SET TASK -> Where the word "Temperature" occurs in a line, return that line.

AVAILABLE RECORDS ->
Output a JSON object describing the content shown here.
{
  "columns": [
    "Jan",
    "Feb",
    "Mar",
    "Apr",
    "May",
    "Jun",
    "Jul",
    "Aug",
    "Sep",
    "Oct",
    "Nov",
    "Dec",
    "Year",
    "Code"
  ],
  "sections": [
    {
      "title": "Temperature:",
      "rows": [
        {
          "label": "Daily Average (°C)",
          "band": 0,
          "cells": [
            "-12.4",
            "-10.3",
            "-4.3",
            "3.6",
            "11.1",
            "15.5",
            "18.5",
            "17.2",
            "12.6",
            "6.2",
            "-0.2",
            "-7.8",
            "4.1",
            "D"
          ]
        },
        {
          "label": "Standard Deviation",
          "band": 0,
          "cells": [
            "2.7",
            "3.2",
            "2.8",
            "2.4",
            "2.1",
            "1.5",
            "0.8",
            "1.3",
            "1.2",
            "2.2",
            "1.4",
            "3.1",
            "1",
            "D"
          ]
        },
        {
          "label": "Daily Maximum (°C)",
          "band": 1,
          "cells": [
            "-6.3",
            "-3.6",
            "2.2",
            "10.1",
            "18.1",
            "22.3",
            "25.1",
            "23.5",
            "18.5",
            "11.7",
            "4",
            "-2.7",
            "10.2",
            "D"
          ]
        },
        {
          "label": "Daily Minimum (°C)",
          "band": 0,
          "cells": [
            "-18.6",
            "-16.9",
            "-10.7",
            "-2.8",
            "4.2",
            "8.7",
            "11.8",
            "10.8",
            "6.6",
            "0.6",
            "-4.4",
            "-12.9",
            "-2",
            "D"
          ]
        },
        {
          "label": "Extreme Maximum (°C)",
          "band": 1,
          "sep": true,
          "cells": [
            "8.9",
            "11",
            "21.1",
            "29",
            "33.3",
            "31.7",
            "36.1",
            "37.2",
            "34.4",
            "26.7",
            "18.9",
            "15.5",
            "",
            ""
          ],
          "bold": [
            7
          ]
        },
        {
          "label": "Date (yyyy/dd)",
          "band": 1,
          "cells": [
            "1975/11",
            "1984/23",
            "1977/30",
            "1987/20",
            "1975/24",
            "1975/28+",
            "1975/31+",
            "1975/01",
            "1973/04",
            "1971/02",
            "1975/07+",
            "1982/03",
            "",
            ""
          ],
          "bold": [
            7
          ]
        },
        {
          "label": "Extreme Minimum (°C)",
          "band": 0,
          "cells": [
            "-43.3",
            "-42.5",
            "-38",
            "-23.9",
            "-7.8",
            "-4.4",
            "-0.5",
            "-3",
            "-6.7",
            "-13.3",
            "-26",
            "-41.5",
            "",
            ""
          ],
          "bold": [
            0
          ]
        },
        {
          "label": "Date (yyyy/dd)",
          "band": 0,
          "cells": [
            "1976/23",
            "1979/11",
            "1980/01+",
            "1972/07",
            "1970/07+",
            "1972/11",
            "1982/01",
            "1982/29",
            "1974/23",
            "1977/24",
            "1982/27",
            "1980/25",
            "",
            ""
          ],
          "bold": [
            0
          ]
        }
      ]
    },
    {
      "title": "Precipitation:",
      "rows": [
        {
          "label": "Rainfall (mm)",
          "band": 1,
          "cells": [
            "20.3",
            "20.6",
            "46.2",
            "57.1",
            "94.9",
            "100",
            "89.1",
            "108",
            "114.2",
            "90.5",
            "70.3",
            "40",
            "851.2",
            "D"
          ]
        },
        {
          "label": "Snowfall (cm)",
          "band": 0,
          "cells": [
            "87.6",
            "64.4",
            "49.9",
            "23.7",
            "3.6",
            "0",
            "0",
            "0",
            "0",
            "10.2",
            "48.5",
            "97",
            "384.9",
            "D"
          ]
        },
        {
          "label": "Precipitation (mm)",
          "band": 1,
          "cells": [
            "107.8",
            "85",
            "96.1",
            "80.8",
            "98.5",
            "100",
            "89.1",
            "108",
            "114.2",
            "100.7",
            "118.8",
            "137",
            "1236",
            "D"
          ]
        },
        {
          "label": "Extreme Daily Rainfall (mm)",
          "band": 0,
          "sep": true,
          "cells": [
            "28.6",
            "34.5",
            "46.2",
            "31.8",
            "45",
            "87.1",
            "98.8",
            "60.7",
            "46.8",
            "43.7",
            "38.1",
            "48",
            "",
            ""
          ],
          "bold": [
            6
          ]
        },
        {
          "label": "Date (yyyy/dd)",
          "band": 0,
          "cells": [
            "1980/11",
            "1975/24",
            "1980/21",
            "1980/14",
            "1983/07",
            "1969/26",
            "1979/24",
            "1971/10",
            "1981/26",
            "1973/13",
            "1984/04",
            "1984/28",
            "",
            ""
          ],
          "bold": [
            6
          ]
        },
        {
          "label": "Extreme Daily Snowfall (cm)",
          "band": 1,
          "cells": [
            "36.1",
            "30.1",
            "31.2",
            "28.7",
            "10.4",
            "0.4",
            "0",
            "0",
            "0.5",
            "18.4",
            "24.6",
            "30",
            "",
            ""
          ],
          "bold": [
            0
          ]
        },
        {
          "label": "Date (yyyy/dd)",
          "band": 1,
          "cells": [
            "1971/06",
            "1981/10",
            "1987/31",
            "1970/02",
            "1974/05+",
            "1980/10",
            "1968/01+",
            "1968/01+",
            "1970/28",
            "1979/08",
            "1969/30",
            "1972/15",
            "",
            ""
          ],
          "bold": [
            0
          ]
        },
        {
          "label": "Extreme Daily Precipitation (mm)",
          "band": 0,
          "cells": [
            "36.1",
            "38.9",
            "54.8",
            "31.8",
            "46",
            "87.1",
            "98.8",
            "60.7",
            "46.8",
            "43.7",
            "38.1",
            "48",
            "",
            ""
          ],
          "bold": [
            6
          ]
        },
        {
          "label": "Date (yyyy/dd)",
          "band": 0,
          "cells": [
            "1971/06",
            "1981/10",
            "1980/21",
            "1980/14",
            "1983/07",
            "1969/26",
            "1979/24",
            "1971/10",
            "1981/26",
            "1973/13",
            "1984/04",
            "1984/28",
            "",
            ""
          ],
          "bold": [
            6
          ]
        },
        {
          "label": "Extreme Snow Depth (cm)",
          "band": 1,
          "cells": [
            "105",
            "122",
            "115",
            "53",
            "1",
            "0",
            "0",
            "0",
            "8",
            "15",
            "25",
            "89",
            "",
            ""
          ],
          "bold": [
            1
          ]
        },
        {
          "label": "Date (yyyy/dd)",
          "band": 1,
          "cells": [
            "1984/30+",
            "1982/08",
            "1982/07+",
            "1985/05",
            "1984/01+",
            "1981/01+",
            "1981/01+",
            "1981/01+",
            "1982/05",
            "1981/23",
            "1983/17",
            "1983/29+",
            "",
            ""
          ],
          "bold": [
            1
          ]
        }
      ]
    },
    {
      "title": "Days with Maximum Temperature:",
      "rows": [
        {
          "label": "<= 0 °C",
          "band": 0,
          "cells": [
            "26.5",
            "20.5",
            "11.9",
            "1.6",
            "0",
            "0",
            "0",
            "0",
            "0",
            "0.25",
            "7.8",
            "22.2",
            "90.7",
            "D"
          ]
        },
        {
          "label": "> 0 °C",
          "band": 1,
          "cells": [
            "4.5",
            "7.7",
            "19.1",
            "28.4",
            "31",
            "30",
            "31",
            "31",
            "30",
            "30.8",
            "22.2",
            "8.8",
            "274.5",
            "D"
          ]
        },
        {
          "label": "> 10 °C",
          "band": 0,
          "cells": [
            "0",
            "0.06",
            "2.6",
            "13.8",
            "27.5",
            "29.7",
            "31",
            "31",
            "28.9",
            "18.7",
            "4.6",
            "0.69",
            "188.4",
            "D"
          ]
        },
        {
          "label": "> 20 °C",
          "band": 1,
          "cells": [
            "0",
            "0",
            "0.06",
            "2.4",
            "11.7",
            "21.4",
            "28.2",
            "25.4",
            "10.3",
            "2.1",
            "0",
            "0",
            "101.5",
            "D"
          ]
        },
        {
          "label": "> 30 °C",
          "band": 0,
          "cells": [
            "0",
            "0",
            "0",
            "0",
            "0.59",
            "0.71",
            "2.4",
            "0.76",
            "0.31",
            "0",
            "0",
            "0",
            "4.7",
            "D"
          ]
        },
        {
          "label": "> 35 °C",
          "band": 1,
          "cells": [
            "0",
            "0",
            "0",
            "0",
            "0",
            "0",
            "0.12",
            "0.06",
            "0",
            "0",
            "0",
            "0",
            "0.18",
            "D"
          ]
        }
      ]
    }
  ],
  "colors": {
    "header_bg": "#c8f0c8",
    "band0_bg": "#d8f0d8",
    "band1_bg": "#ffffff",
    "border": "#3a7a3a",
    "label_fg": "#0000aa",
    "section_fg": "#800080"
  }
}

RESULT ->
      "title": "Temperature:",
      "title": "Days with Maximum Temperature:",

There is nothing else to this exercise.